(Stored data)
....................

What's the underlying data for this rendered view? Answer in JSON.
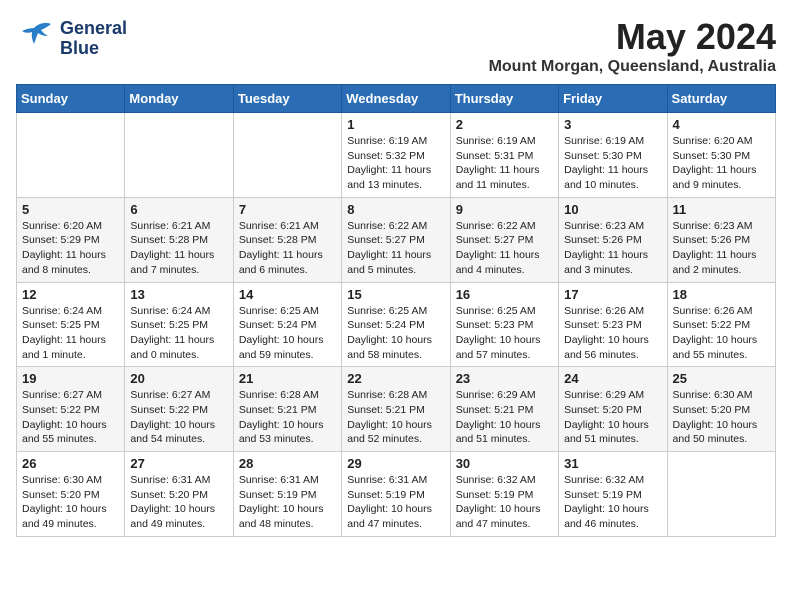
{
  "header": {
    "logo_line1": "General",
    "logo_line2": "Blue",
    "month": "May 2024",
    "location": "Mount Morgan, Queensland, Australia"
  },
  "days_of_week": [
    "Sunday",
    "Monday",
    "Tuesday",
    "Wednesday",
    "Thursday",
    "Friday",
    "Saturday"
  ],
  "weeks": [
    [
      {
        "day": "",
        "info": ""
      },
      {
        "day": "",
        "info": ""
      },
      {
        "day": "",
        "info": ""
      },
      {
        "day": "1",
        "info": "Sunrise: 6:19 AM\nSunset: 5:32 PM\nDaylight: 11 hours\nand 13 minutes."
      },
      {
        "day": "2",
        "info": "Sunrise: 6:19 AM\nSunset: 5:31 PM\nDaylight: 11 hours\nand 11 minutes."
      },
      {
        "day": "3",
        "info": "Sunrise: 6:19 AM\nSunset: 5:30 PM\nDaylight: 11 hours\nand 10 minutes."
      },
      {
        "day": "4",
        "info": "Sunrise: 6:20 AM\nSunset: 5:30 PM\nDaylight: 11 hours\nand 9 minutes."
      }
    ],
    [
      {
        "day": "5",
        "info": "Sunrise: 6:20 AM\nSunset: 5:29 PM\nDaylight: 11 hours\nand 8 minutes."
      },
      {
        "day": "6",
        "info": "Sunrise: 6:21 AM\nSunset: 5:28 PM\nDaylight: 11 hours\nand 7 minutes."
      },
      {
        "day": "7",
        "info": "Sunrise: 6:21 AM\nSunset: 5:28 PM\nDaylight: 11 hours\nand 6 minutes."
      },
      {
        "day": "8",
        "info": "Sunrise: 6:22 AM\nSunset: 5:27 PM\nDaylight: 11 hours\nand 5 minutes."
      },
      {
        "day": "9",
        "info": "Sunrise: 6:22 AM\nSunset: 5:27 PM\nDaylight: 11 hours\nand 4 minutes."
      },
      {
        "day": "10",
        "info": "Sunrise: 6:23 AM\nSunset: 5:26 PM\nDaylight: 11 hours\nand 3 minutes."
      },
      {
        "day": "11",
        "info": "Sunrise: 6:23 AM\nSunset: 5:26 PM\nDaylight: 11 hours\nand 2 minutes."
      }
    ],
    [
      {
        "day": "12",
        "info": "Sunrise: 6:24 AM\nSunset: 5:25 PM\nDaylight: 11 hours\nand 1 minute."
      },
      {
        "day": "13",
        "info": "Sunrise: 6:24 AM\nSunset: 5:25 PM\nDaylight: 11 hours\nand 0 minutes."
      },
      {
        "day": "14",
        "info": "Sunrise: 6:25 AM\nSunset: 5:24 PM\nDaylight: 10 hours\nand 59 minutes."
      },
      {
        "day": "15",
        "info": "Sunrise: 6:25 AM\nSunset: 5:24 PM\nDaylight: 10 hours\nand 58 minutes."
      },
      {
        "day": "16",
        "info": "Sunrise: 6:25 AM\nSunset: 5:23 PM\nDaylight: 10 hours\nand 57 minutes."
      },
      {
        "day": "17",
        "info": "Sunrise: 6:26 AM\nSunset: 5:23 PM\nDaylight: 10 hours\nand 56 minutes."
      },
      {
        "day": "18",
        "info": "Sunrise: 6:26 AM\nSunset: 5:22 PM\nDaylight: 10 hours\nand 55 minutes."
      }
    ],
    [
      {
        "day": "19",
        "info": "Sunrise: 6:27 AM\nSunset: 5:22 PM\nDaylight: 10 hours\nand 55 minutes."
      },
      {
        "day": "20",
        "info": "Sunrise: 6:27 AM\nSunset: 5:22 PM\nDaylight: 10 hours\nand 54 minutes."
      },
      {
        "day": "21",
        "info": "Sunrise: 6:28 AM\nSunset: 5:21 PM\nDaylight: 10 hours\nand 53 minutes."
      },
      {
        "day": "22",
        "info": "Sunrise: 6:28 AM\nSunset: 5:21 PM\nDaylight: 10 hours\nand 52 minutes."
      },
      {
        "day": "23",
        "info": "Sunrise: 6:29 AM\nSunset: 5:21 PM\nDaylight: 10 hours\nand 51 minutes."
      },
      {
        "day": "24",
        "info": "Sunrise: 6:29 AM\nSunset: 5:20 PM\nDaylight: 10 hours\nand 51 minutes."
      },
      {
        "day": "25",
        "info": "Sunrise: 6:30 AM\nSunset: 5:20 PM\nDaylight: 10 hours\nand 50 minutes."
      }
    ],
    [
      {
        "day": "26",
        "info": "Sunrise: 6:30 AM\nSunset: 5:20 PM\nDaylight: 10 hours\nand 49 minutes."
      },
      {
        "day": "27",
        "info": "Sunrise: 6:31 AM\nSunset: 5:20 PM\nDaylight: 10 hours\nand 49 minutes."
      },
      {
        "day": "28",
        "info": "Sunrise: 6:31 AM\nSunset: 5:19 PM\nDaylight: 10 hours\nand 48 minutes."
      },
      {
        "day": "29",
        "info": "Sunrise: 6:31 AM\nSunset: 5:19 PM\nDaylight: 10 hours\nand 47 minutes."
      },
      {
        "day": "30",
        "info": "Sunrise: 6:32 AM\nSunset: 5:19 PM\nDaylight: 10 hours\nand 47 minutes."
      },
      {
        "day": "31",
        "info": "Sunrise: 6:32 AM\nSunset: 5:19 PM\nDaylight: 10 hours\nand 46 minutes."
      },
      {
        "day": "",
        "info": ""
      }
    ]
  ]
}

....................

* **What is asked**
Omit all pictures while transcribing the entries verbatim.

* **Answer to the problem**
What's the underlying data for this rendered view? Answer in JSON.
{
  "header": {
    "logo_line1": "General",
    "logo_line2": "Blue",
    "month": "May 2024",
    "location": "Mount Morgan, Queensland, Australia"
  },
  "days_of_week": [
    "Sunday",
    "Monday",
    "Tuesday",
    "Wednesday",
    "Thursday",
    "Friday",
    "Saturday"
  ],
  "weeks": [
    [
      {
        "day": "",
        "info": ""
      },
      {
        "day": "",
        "info": ""
      },
      {
        "day": "",
        "info": ""
      },
      {
        "day": "1",
        "info": "Sunrise: 6:19 AM\nSunset: 5:32 PM\nDaylight: 11 hours\nand 13 minutes."
      },
      {
        "day": "2",
        "info": "Sunrise: 6:19 AM\nSunset: 5:31 PM\nDaylight: 11 hours\nand 11 minutes."
      },
      {
        "day": "3",
        "info": "Sunrise: 6:19 AM\nSunset: 5:30 PM\nDaylight: 11 hours\nand 10 minutes."
      },
      {
        "day": "4",
        "info": "Sunrise: 6:20 AM\nSunset: 5:30 PM\nDaylight: 11 hours\nand 9 minutes."
      }
    ],
    [
      {
        "day": "5",
        "info": "Sunrise: 6:20 AM\nSunset: 5:29 PM\nDaylight: 11 hours\nand 8 minutes."
      },
      {
        "day": "6",
        "info": "Sunrise: 6:21 AM\nSunset: 5:28 PM\nDaylight: 11 hours\nand 7 minutes."
      },
      {
        "day": "7",
        "info": "Sunrise: 6:21 AM\nSunset: 5:28 PM\nDaylight: 11 hours\nand 6 minutes."
      },
      {
        "day": "8",
        "info": "Sunrise: 6:22 AM\nSunset: 5:27 PM\nDaylight: 11 hours\nand 5 minutes."
      },
      {
        "day": "9",
        "info": "Sunrise: 6:22 AM\nSunset: 5:27 PM\nDaylight: 11 hours\nand 4 minutes."
      },
      {
        "day": "10",
        "info": "Sunrise: 6:23 AM\nSunset: 5:26 PM\nDaylight: 11 hours\nand 3 minutes."
      },
      {
        "day": "11",
        "info": "Sunrise: 6:23 AM\nSunset: 5:26 PM\nDaylight: 11 hours\nand 2 minutes."
      }
    ],
    [
      {
        "day": "12",
        "info": "Sunrise: 6:24 AM\nSunset: 5:25 PM\nDaylight: 11 hours\nand 1 minute."
      },
      {
        "day": "13",
        "info": "Sunrise: 6:24 AM\nSunset: 5:25 PM\nDaylight: 11 hours\nand 0 minutes."
      },
      {
        "day": "14",
        "info": "Sunrise: 6:25 AM\nSunset: 5:24 PM\nDaylight: 10 hours\nand 59 minutes."
      },
      {
        "day": "15",
        "info": "Sunrise: 6:25 AM\nSunset: 5:24 PM\nDaylight: 10 hours\nand 58 minutes."
      },
      {
        "day": "16",
        "info": "Sunrise: 6:25 AM\nSunset: 5:23 PM\nDaylight: 10 hours\nand 57 minutes."
      },
      {
        "day": "17",
        "info": "Sunrise: 6:26 AM\nSunset: 5:23 PM\nDaylight: 10 hours\nand 56 minutes."
      },
      {
        "day": "18",
        "info": "Sunrise: 6:26 AM\nSunset: 5:22 PM\nDaylight: 10 hours\nand 55 minutes."
      }
    ],
    [
      {
        "day": "19",
        "info": "Sunrise: 6:27 AM\nSunset: 5:22 PM\nDaylight: 10 hours\nand 55 minutes."
      },
      {
        "day": "20",
        "info": "Sunrise: 6:27 AM\nSunset: 5:22 PM\nDaylight: 10 hours\nand 54 minutes."
      },
      {
        "day": "21",
        "info": "Sunrise: 6:28 AM\nSunset: 5:21 PM\nDaylight: 10 hours\nand 53 minutes."
      },
      {
        "day": "22",
        "info": "Sunrise: 6:28 AM\nSunset: 5:21 PM\nDaylight: 10 hours\nand 52 minutes."
      },
      {
        "day": "23",
        "info": "Sunrise: 6:29 AM\nSunset: 5:21 PM\nDaylight: 10 hours\nand 51 minutes."
      },
      {
        "day": "24",
        "info": "Sunrise: 6:29 AM\nSunset: 5:20 PM\nDaylight: 10 hours\nand 51 minutes."
      },
      {
        "day": "25",
        "info": "Sunrise: 6:30 AM\nSunset: 5:20 PM\nDaylight: 10 hours\nand 50 minutes."
      }
    ],
    [
      {
        "day": "26",
        "info": "Sunrise: 6:30 AM\nSunset: 5:20 PM\nDaylight: 10 hours\nand 49 minutes."
      },
      {
        "day": "27",
        "info": "Sunrise: 6:31 AM\nSunset: 5:20 PM\nDaylight: 10 hours\nand 49 minutes."
      },
      {
        "day": "28",
        "info": "Sunrise: 6:31 AM\nSunset: 5:19 PM\nDaylight: 10 hours\nand 48 minutes."
      },
      {
        "day": "29",
        "info": "Sunrise: 6:31 AM\nSunset: 5:19 PM\nDaylight: 10 hours\nand 47 minutes."
      },
      {
        "day": "30",
        "info": "Sunrise: 6:32 AM\nSunset: 5:19 PM\nDaylight: 10 hours\nand 47 minutes."
      },
      {
        "day": "31",
        "info": "Sunrise: 6:32 AM\nSunset: 5:19 PM\nDaylight: 10 hours\nand 46 minutes."
      },
      {
        "day": "",
        "info": ""
      }
    ]
  ]
}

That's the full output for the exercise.